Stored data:
* START *
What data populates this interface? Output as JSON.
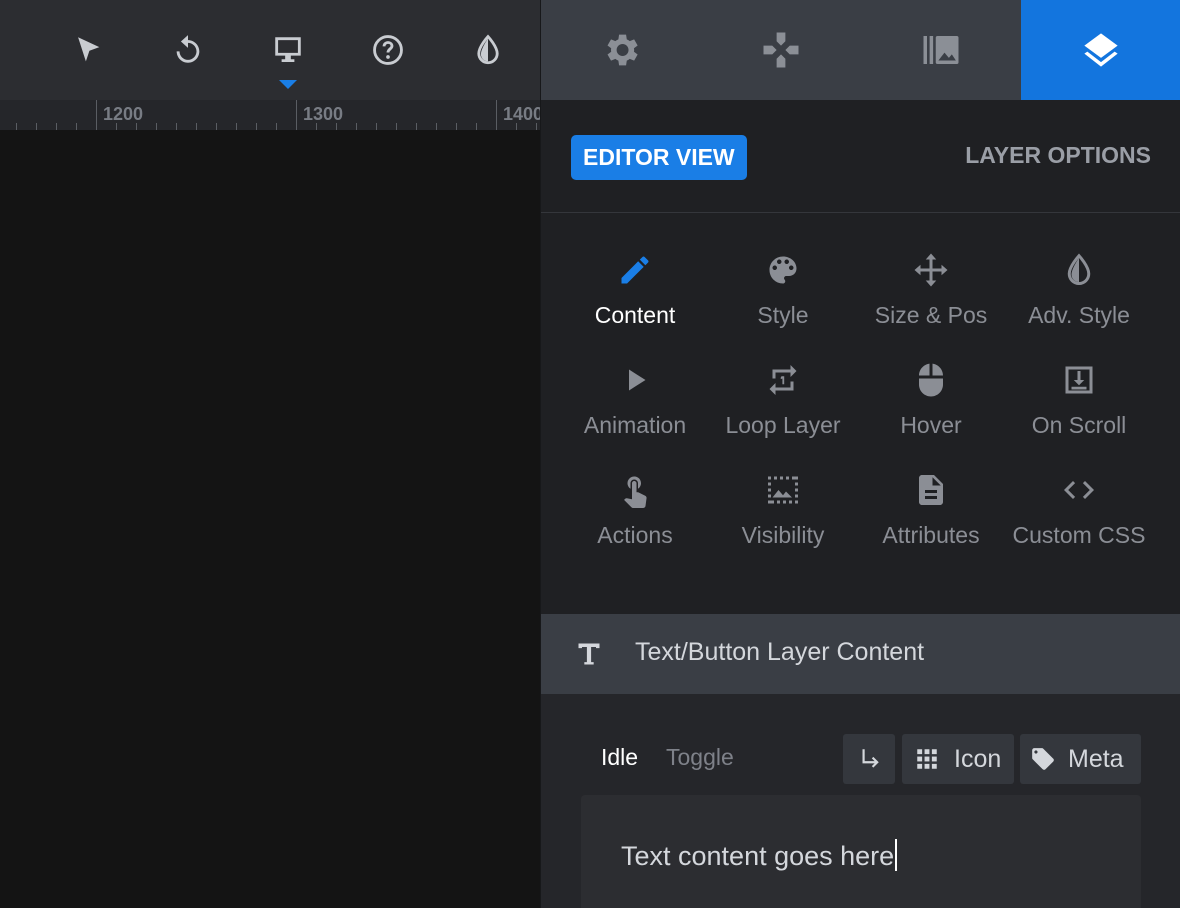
{
  "toolbar": {
    "tools": [
      {
        "icon": "cursor-arrow-icon",
        "name": "select-tool"
      },
      {
        "icon": "undo-icon",
        "name": "undo-tool"
      },
      {
        "icon": "desktop-icon",
        "name": "device-desktop-tool"
      },
      {
        "icon": "help-icon",
        "name": "help-tool"
      },
      {
        "icon": "contrast-drop-icon",
        "name": "theme-tool"
      }
    ],
    "active_tool": "device-desktop-tool"
  },
  "ruler": {
    "labels": [
      "1200",
      "1300",
      "1400"
    ]
  },
  "panel_tabs": [
    {
      "icon": "gear-icon",
      "name": "tab-settings"
    },
    {
      "icon": "gamepad-icon",
      "name": "tab-controls"
    },
    {
      "icon": "slides-image-icon",
      "name": "tab-slides"
    },
    {
      "icon": "layers-icon",
      "name": "tab-layers",
      "active": true
    }
  ],
  "view": {
    "editor_view_label": "EDITOR VIEW",
    "layer_options_label": "LAYER OPTIONS"
  },
  "options": [
    {
      "label": "Content",
      "icon": "pencil-icon",
      "active": true
    },
    {
      "label": "Style",
      "icon": "palette-icon"
    },
    {
      "label": "Size & Pos",
      "icon": "move-arrows-icon"
    },
    {
      "label": "Adv. Style",
      "icon": "contrast-drop-icon"
    },
    {
      "label": "Animation",
      "icon": "play-icon"
    },
    {
      "label": "Loop Layer",
      "icon": "repeat-one-icon"
    },
    {
      "label": "Hover",
      "icon": "mouse-icon"
    },
    {
      "label": "On Scroll",
      "icon": "download-box-icon"
    },
    {
      "label": "Actions",
      "icon": "touch-hand-icon"
    },
    {
      "label": "Visibility",
      "icon": "dashed-image-icon"
    },
    {
      "label": "Attributes",
      "icon": "document-icon"
    },
    {
      "label": "Custom CSS",
      "icon": "code-icon"
    }
  ],
  "section": {
    "title": "Text/Button Layer Content",
    "icon": "text-t-icon"
  },
  "content": {
    "tabs": {
      "idle": "Idle",
      "toggle": "Toggle"
    },
    "icon_button_label": "Icon",
    "meta_button_label": "Meta",
    "text_value": "Text content goes here"
  },
  "colors": {
    "accent": "#1a7ee6",
    "panel_bg": "#1f2023",
    "tab_bg": "#3a3e45"
  }
}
* END *
Goal:
Quote every line of the records above exactly; no picture is to be copied.

Final result:
What data populates this interface? Output as JSON.
{
  "toolbar": {
    "tools": [
      {
        "icon": "cursor-arrow-icon",
        "name": "select-tool"
      },
      {
        "icon": "undo-icon",
        "name": "undo-tool"
      },
      {
        "icon": "desktop-icon",
        "name": "device-desktop-tool"
      },
      {
        "icon": "help-icon",
        "name": "help-tool"
      },
      {
        "icon": "contrast-drop-icon",
        "name": "theme-tool"
      }
    ],
    "active_tool": "device-desktop-tool"
  },
  "ruler": {
    "labels": [
      "1200",
      "1300",
      "1400"
    ]
  },
  "panel_tabs": [
    {
      "icon": "gear-icon",
      "name": "tab-settings"
    },
    {
      "icon": "gamepad-icon",
      "name": "tab-controls"
    },
    {
      "icon": "slides-image-icon",
      "name": "tab-slides"
    },
    {
      "icon": "layers-icon",
      "name": "tab-layers",
      "active": true
    }
  ],
  "view": {
    "editor_view_label": "EDITOR VIEW",
    "layer_options_label": "LAYER OPTIONS"
  },
  "options": [
    {
      "label": "Content",
      "icon": "pencil-icon",
      "active": true
    },
    {
      "label": "Style",
      "icon": "palette-icon"
    },
    {
      "label": "Size & Pos",
      "icon": "move-arrows-icon"
    },
    {
      "label": "Adv. Style",
      "icon": "contrast-drop-icon"
    },
    {
      "label": "Animation",
      "icon": "play-icon"
    },
    {
      "label": "Loop Layer",
      "icon": "repeat-one-icon"
    },
    {
      "label": "Hover",
      "icon": "mouse-icon"
    },
    {
      "label": "On Scroll",
      "icon": "download-box-icon"
    },
    {
      "label": "Actions",
      "icon": "touch-hand-icon"
    },
    {
      "label": "Visibility",
      "icon": "dashed-image-icon"
    },
    {
      "label": "Attributes",
      "icon": "document-icon"
    },
    {
      "label": "Custom CSS",
      "icon": "code-icon"
    }
  ],
  "section": {
    "title": "Text/Button Layer Content",
    "icon": "text-t-icon"
  },
  "content": {
    "tabs": {
      "idle": "Idle",
      "toggle": "Toggle"
    },
    "icon_button_label": "Icon",
    "meta_button_label": "Meta",
    "text_value": "Text content goes here"
  },
  "colors": {
    "accent": "#1a7ee6",
    "panel_bg": "#1f2023",
    "tab_bg": "#3a3e45"
  }
}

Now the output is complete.